#### [Your goal]
All lines in which the word "this" occurs are to be extracted.

######

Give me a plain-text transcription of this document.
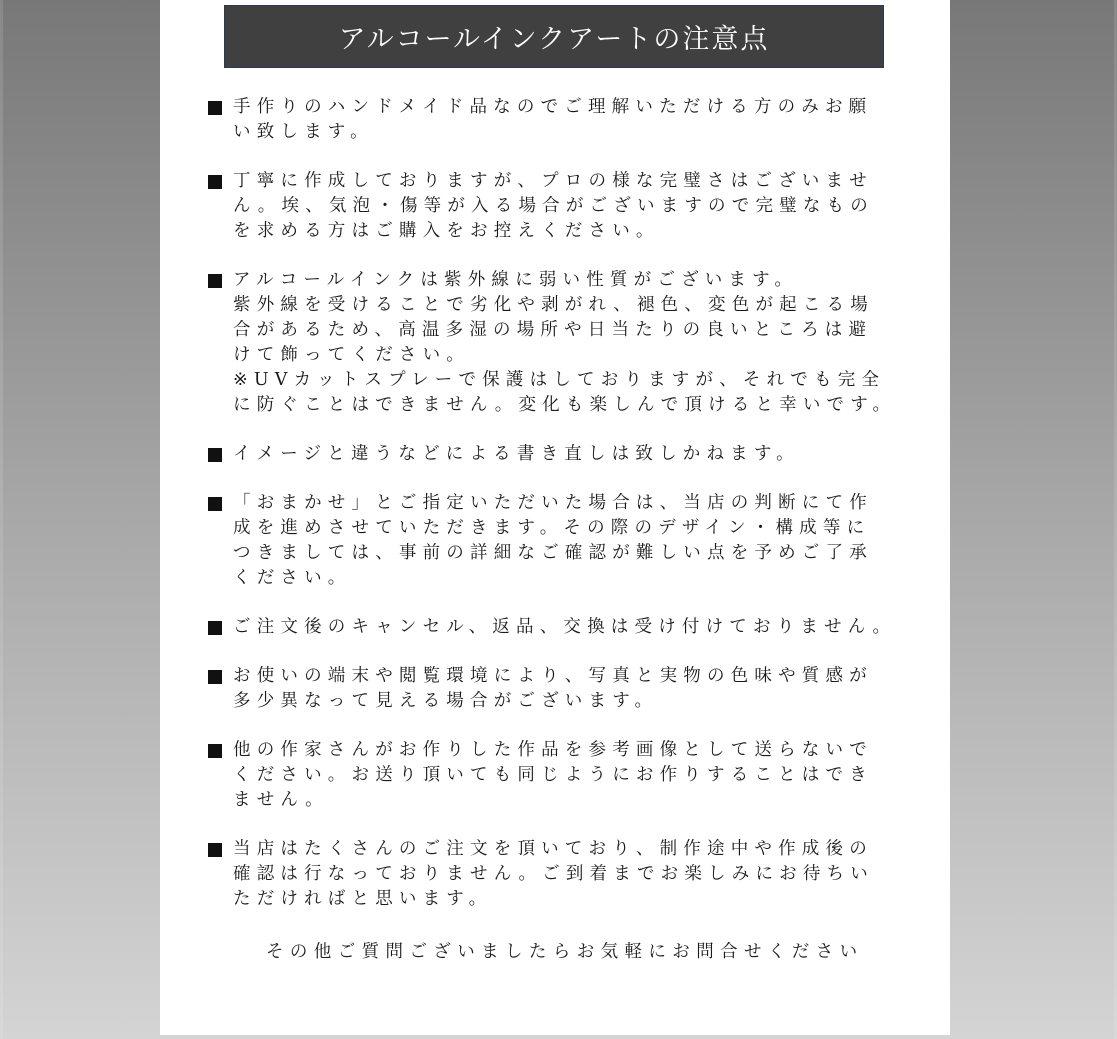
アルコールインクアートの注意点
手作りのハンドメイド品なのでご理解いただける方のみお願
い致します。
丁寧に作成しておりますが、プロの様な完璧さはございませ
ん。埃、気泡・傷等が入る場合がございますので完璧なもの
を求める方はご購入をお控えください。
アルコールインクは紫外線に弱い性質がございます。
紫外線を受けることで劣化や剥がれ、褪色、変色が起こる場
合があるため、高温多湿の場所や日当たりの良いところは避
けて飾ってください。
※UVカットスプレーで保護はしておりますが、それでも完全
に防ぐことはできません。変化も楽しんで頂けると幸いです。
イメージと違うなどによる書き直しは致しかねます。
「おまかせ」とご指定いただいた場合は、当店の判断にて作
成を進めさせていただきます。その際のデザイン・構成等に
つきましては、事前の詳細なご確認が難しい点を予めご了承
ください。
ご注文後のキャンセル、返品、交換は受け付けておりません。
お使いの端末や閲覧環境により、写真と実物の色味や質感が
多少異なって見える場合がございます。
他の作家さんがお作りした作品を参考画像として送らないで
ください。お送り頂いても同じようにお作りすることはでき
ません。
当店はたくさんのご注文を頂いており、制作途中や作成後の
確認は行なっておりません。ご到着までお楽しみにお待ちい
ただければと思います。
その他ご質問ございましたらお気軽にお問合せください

######

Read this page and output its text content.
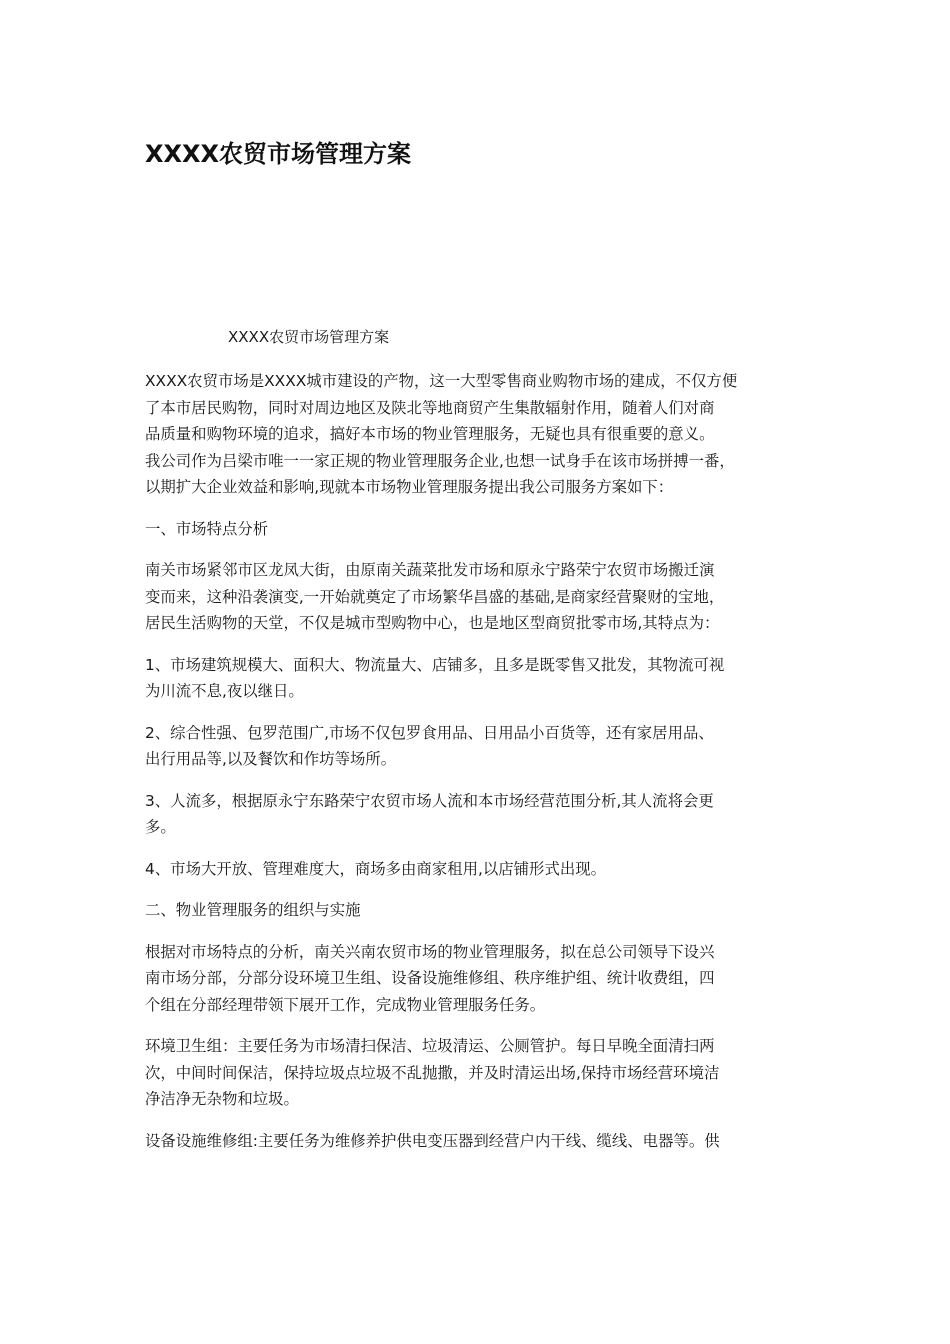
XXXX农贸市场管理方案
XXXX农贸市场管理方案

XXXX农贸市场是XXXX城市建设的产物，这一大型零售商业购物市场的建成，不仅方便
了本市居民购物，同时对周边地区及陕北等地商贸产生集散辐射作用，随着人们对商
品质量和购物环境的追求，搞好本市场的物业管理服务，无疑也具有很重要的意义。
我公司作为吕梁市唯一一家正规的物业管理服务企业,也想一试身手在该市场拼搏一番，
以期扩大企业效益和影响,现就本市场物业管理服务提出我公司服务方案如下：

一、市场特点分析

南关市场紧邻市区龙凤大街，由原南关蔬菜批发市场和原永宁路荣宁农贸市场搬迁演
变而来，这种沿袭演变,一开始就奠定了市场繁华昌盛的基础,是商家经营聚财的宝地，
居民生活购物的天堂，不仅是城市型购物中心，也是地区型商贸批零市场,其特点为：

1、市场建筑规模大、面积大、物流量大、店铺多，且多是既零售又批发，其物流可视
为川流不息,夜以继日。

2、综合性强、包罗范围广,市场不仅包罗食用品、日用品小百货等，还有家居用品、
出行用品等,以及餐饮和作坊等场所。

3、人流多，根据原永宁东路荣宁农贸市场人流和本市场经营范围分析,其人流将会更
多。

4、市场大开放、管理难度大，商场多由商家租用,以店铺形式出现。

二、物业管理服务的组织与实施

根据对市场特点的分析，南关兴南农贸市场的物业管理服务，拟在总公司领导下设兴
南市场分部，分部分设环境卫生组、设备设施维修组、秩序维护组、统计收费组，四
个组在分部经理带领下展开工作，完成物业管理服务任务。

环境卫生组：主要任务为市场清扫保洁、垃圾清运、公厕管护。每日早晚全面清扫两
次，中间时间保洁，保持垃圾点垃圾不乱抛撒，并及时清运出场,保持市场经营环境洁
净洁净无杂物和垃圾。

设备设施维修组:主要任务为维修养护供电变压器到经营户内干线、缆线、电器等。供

######

#### [Completed exercise]
Give me a plain-text transcription of this document.
Read this page and output its text content.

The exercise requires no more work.